• Data entries:

==============================

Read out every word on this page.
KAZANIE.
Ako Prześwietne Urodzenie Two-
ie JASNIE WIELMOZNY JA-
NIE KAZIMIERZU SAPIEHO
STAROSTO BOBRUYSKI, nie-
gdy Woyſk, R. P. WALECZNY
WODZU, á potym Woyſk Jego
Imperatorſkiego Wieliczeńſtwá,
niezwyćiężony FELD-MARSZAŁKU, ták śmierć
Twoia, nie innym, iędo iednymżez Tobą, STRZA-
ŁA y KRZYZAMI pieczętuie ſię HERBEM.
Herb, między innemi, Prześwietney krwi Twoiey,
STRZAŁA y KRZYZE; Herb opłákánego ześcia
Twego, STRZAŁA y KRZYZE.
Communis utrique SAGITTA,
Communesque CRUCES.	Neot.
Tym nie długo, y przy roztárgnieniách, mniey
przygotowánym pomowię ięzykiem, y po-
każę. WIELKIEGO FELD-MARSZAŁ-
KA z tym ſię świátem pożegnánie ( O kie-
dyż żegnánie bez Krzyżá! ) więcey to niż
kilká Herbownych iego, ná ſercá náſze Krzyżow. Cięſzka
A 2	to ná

==============================

• TASK DETAILS: Gather all lines of the records that include the word "STRZAŁA".

• ANSWER FOR THE TASK:
STRZAŁA y KRZYZE; Herb opłákánego ześcia
Twego, STRZAŁA y KRZYZE.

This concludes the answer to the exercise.